Task »
Could you put these lines into a Markdown table with the columns "Row" and "Line," numbering each row and leaving out any blank lines?

Data taken from a collection:
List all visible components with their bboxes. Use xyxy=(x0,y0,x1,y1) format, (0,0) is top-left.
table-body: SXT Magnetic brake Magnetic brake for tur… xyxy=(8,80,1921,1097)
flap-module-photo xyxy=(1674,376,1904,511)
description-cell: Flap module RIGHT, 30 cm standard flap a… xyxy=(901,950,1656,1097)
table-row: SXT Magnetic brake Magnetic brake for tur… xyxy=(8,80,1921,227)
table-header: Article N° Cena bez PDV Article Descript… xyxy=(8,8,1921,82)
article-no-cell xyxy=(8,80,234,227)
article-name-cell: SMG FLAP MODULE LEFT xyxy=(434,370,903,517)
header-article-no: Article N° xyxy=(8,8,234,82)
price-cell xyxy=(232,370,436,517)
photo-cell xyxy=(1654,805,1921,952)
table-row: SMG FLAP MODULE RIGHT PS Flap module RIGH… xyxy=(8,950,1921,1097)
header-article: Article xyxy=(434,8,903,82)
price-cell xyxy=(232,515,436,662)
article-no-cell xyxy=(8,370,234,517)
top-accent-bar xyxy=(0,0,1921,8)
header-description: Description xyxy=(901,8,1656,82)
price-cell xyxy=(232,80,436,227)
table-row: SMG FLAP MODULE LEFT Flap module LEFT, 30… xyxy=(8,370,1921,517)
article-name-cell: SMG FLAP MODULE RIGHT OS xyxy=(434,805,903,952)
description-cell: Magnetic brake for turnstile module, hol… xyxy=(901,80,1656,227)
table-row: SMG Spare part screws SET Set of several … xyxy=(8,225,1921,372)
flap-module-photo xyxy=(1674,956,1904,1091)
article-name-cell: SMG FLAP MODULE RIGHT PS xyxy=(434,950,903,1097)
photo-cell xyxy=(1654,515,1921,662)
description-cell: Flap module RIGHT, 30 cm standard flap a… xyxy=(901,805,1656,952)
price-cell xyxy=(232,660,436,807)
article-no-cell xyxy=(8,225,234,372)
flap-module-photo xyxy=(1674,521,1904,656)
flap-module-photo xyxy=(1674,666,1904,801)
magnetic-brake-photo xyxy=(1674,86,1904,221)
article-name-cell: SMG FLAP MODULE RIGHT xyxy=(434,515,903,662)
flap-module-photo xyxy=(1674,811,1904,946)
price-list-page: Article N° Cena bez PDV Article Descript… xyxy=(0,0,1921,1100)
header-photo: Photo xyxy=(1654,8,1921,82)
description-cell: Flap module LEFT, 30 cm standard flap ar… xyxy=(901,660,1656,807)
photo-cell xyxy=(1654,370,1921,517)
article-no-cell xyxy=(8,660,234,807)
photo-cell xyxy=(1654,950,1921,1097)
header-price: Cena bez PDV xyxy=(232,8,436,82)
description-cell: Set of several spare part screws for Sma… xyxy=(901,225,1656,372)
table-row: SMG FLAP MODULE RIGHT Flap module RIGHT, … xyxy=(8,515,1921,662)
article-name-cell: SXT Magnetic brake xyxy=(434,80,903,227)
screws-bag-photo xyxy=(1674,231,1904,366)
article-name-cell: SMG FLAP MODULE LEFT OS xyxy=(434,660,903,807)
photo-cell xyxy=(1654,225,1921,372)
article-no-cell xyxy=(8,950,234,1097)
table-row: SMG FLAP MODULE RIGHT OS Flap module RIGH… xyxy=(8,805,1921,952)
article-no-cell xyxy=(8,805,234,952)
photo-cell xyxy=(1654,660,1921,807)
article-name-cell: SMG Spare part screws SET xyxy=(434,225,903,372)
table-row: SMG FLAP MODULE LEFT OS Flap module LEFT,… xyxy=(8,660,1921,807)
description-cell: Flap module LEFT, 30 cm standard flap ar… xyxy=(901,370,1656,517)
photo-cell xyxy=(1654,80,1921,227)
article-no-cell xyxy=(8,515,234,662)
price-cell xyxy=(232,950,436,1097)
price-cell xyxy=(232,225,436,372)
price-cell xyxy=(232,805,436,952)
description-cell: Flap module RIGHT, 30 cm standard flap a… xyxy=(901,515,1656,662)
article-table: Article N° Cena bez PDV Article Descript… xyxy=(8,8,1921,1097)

Output for this exercise »
| Row | Line |
|---|---|
| 1 | List all visible components with their bboxes. Use xyxy=(x0,y0,x1,y1) format, (0,0) is top-left. |
| 2 | table-body: SXT Magnetic brake Magnetic brake for tur… xyxy=(8,80,1921,1097) |
| 3 | flap-module-photo xyxy=(1674,376,1904,511) |
| 4 | description-cell: Flap module RIGHT, 30 cm standard flap a… xyxy=(901,950,1656,1097) |
| 5 | table-row: SXT Magnetic brake Magnetic brake for tur… xyxy=(8,80,1921,227) |
| 6 | table-header: Article N° Cena bez PDV Article Descript… xyxy=(8,8,1921,82) |
| 7 | article-no-cell xyxy=(8,80,234,227) |
| 8 | article-name-cell: SMG FLAP MODULE LEFT xyxy=(434,370,903,517) |
| 9 | header-article-no: Article N° xyxy=(8,8,234,82) |
| 10 | price-cell xyxy=(232,370,436,517) |
| 11 | photo-cell xyxy=(1654,805,1921,952) |
| 12 | table-row: SMG FLAP MODULE RIGHT PS Flap module RIGH… xyxy=(8,950,1921,1097) |
| 13 | header-article: Article xyxy=(434,8,903,82) |
| 14 | price-cell xyxy=(232,515,436,662) |
| 15 | article-no-cell xyxy=(8,370,234,517) |
| 16 | top-accent-bar xyxy=(0,0,1921,8) |
| 17 | header-description: Description xyxy=(901,8,1656,82) |
| 18 | price-cell xyxy=(232,80,436,227) |
| 19 | table-row: SMG FLAP MODULE LEFT Flap module LEFT, 30… xyxy=(8,370,1921,517) |
| 20 | article-name-cell: SMG FLAP MODULE RIGHT OS xyxy=(434,805,903,952) |
| 21 | description-cell: Magnetic brake for turnstile module, hol… xyxy=(901,80,1656,227) |
| 22 | table-row: SMG Spare part screws SET Set of several … xyxy=(8,225,1921,372) |
| 23 | flap-module-photo xyxy=(1674,956,1904,1091) |
| 24 | article-name-cell: SMG FLAP MODULE RIGHT PS xyxy=(434,950,903,1097) |
| 25 | photo-cell xyxy=(1654,515,1921,662) |
| 26 | description-cell: Flap module RIGHT, 30 cm standard flap a… xyxy=(901,805,1656,952) |
| 27 | price-cell xyxy=(232,660,436,807) |
| 28 | article-no-cell xyxy=(8,225,234,372) |
| 29 | flap-module-photo xyxy=(1674,521,1904,656) |
| 30 | flap-module-photo xyxy=(1674,666,1904,801) |
| 31 | magnetic-brake-photo xyxy=(1674,86,1904,221) |
| 32 | article-name-cell: SMG FLAP MODULE RIGHT xyxy=(434,515,903,662) |
| 33 | flap-module-photo xyxy=(1674,811,1904,946) |
| 34 | price-list-page: Article N° Cena bez PDV Article Descript… xyxy=(0,0,1921,1100) |
| 35 | header-photo: Photo xyxy=(1654,8,1921,82) |
| 36 | description-cell: Flap module LEFT, 30 cm standard flap ar… xyxy=(901,660,1656,807) |
| 37 | photo-cell xyxy=(1654,370,1921,517) |
| 38 | article-no-cell xyxy=(8,660,234,807) |
| 39 | photo-cell xyxy=(1654,950,1921,1097) |
| 40 | header-price: Cena bez PDV xyxy=(232,8,436,82) |
| 41 | description-cell: Set of several spare part screws for Sma… xyxy=(901,225,1656,372) |
| 42 | table-row: SMG FLAP MODULE RIGHT Flap module RIGHT, … xyxy=(8,515,1921,662) |
| 43 | article-name-cell: SXT Magnetic brake xyxy=(434,80,903,227) |
| 44 | screws-bag-photo xyxy=(1674,231,1904,366) |
| 45 | article-name-cell: SMG FLAP MODULE LEFT OS xyxy=(434,660,903,807) |
| 46 | photo-cell xyxy=(1654,225,1921,372) |
| 47 | article-no-cell xyxy=(8,950,234,1097) |
| 48 | table-row: SMG FLAP MODULE RIGHT OS Flap module RIGH… xyxy=(8,805,1921,952) |
| 49 | article-no-cell xyxy=(8,805,234,952) |
| 50 | photo-cell xyxy=(1654,660,1921,807) |
| 51 | article-name-cell: SMG Spare part screws SET xyxy=(434,225,903,372) |
| 52 | table-row: SMG FLAP MODULE LEFT OS Flap module LEFT,… xyxy=(8,660,1921,807) |
| 53 | description-cell: Flap module LEFT, 30 cm standard flap ar… xyxy=(901,370,1656,517) |
| 54 | photo-cell xyxy=(1654,80,1921,227) |
| 55 | article-no-cell xyxy=(8,515,234,662) |
| 56 | price-cell xyxy=(232,950,436,1097) |
| 57 | price-cell xyxy=(232,225,436,372) |
| 58 | price-cell xyxy=(232,805,436,952) |
| 59 | description-cell: Flap module RIGHT, 30 cm standard flap a… xyxy=(901,515,1656,662) |
| 60 | article-table: Article N° Cena bez PDV Article Descript… xyxy=(8,8,1921,1097) |